──────── Excerpted records ────────

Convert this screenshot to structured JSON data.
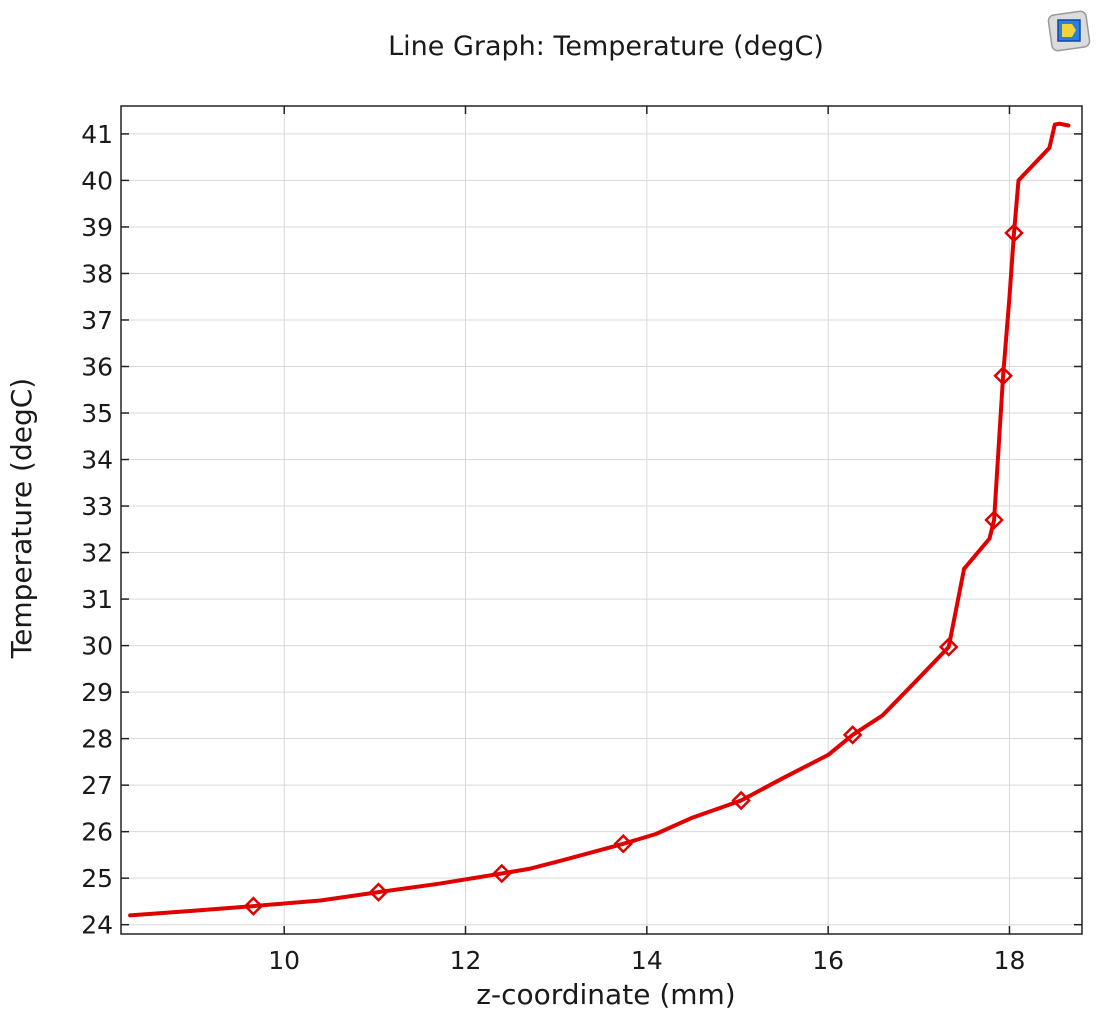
{
  "chart_data": {
    "type": "line",
    "title": "Line Graph: Temperature (degC)",
    "xlabel": "z-coordinate (mm)",
    "ylabel": "Temperature (degC)",
    "xlim": [
      8.2,
      18.8
    ],
    "ylim": [
      23.8,
      41.6
    ],
    "xticks": [
      10,
      12,
      14,
      16,
      18
    ],
    "yticks": [
      24,
      25,
      26,
      27,
      28,
      29,
      30,
      31,
      32,
      33,
      34,
      35,
      36,
      37,
      38,
      39,
      40,
      41
    ],
    "grid": true,
    "series": [
      {
        "color": "#e00000",
        "marker": "diamond",
        "x": [
          8.3,
          9.0,
          9.66,
          10.4,
          11.04,
          11.7,
          12.4,
          12.7,
          13.1,
          13.74,
          14.1,
          14.5,
          15.04,
          15.5,
          16.0,
          16.27,
          16.6,
          17.0,
          17.33,
          17.5,
          17.78,
          17.83,
          17.93,
          18.0,
          18.05,
          18.1,
          18.44,
          18.5,
          18.55,
          18.65
        ],
        "y": [
          24.2,
          24.3,
          24.4,
          24.52,
          24.7,
          24.88,
          25.1,
          25.2,
          25.4,
          25.74,
          25.95,
          26.3,
          26.67,
          27.15,
          27.65,
          28.08,
          28.5,
          29.3,
          29.97,
          31.65,
          32.3,
          32.7,
          35.8,
          37.5,
          38.87,
          40.0,
          40.7,
          41.2,
          41.22,
          41.18
        ],
        "markers": [
          {
            "x": 9.66,
            "y": 24.4
          },
          {
            "x": 11.04,
            "y": 24.7
          },
          {
            "x": 12.4,
            "y": 25.1
          },
          {
            "x": 13.74,
            "y": 25.74
          },
          {
            "x": 15.04,
            "y": 26.67
          },
          {
            "x": 16.27,
            "y": 28.08
          },
          {
            "x": 17.33,
            "y": 29.97
          },
          {
            "x": 17.83,
            "y": 32.7
          },
          {
            "x": 17.93,
            "y": 35.8
          },
          {
            "x": 18.05,
            "y": 38.87
          }
        ]
      }
    ]
  },
  "icons": {
    "corner_badge": "comsol-logo-icon"
  }
}
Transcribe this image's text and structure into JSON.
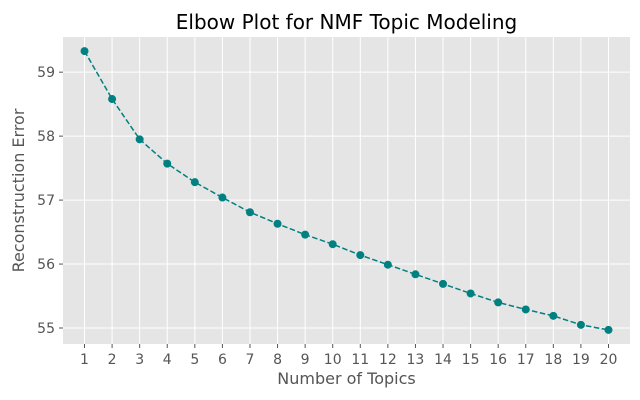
{
  "chart_data": {
    "type": "line",
    "title": "Elbow Plot for NMF Topic Modeling",
    "xlabel": "Number of Topics",
    "ylabel": "Reconstruction Error",
    "x": [
      1,
      2,
      3,
      4,
      5,
      6,
      7,
      8,
      9,
      10,
      11,
      12,
      13,
      14,
      15,
      16,
      17,
      18,
      19,
      20
    ],
    "series": [
      {
        "values": [
          59.33,
          58.58,
          57.95,
          57.57,
          57.28,
          57.04,
          56.81,
          56.63,
          56.46,
          56.31,
          56.14,
          55.99,
          55.84,
          55.69,
          55.54,
          55.4,
          55.29,
          55.19,
          55.05,
          54.97
        ],
        "color": "#008080",
        "line_style": "dashed",
        "marker": "circle"
      }
    ],
    "xticks": [
      1,
      2,
      3,
      4,
      5,
      6,
      7,
      8,
      9,
      10,
      11,
      12,
      13,
      14,
      15,
      16,
      17,
      18,
      19,
      20
    ],
    "yticks": [
      55,
      56,
      57,
      58,
      59
    ],
    "xlim": [
      0.22,
      20.78
    ],
    "ylim": [
      54.75,
      59.55
    ],
    "grid": true,
    "style": "ggplot",
    "background_color": "#e5e5e5",
    "grid_color": "#ffffff"
  }
}
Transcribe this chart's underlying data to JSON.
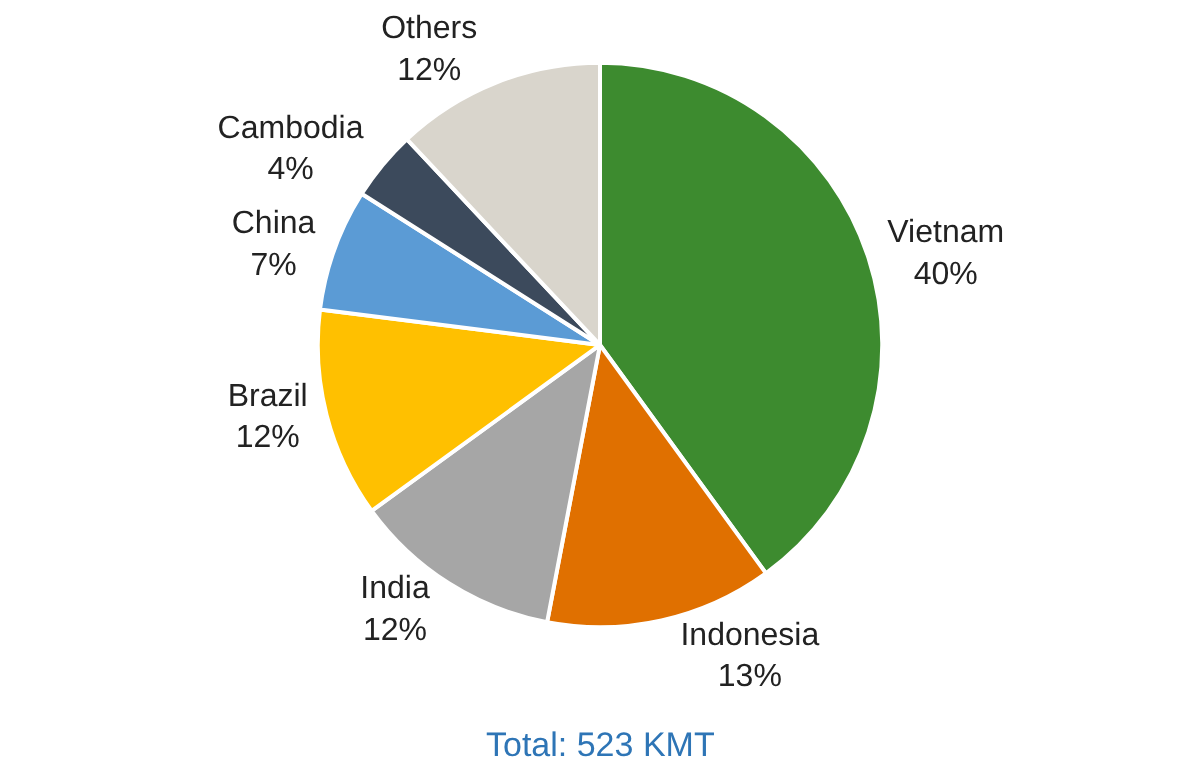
{
  "chart_data": {
    "type": "pie",
    "categories": [
      "Vietnam",
      "Indonesia",
      "India",
      "Brazil",
      "China",
      "Cambodia",
      "Others"
    ],
    "values": [
      40,
      13,
      12,
      12,
      7,
      4,
      12
    ],
    "value_labels": [
      "40%",
      "13%",
      "12%",
      "12%",
      "7%",
      "4%",
      "12%"
    ],
    "colors": [
      "#3d8b2f",
      "#e07000",
      "#a6a6a6",
      "#ffc000",
      "#5b9bd5",
      "#3c4a5c",
      "#d9d5cc"
    ],
    "annotations": [
      "Total: 523 KMT"
    ],
    "legend": false
  }
}
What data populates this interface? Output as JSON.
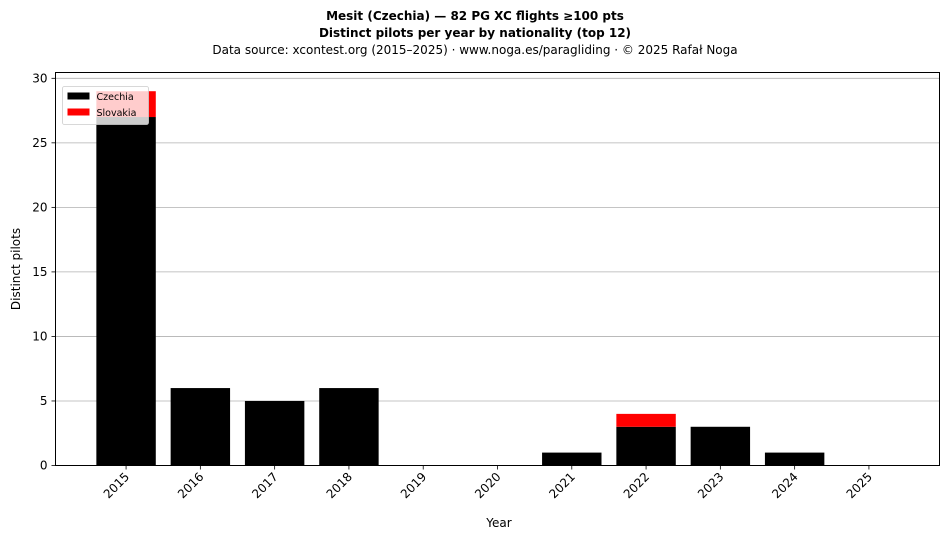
{
  "title_line1": "Mesit (Czechia)  —  82 PG XC flights ≥100 pts",
  "title_line2": "Distinct pilots per year by nationality (top 12)",
  "subtitle": "Data source: xcontest.org (2015–2025)  ·  www.noga.es/paragliding  ·  © 2025 Rafał Noga",
  "chart_data": {
    "type": "bar",
    "stacked": true,
    "categories": [
      "2015",
      "2016",
      "2017",
      "2018",
      "2019",
      "2020",
      "2021",
      "2022",
      "2023",
      "2024",
      "2025"
    ],
    "series": [
      {
        "name": "Czechia",
        "color": "#000000",
        "values": [
          27,
          6,
          5,
          6,
          0,
          0,
          1,
          3,
          3,
          1,
          0
        ]
      },
      {
        "name": "Slovakia",
        "color": "#ff0000",
        "values": [
          2,
          0,
          0,
          0,
          0,
          0,
          0,
          1,
          0,
          0,
          0
        ]
      }
    ],
    "xlabel": "Year",
    "ylabel": "Distinct pilots",
    "ylim": [
      0,
      30.45
    ],
    "yticks": [
      0,
      5,
      10,
      15,
      20,
      25,
      30
    ],
    "grid": "y",
    "legend_position": "top-left"
  }
}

────────

Task goal >> Pull out all lines from the entries above that include the word "this".

Completed task >>
Convert this screenshot to structured JSON data.
Transcribe this image's text and structure into JSON.
Transcribe this chart's underlying data to JSON.
What data populates this interface? Output as JSON.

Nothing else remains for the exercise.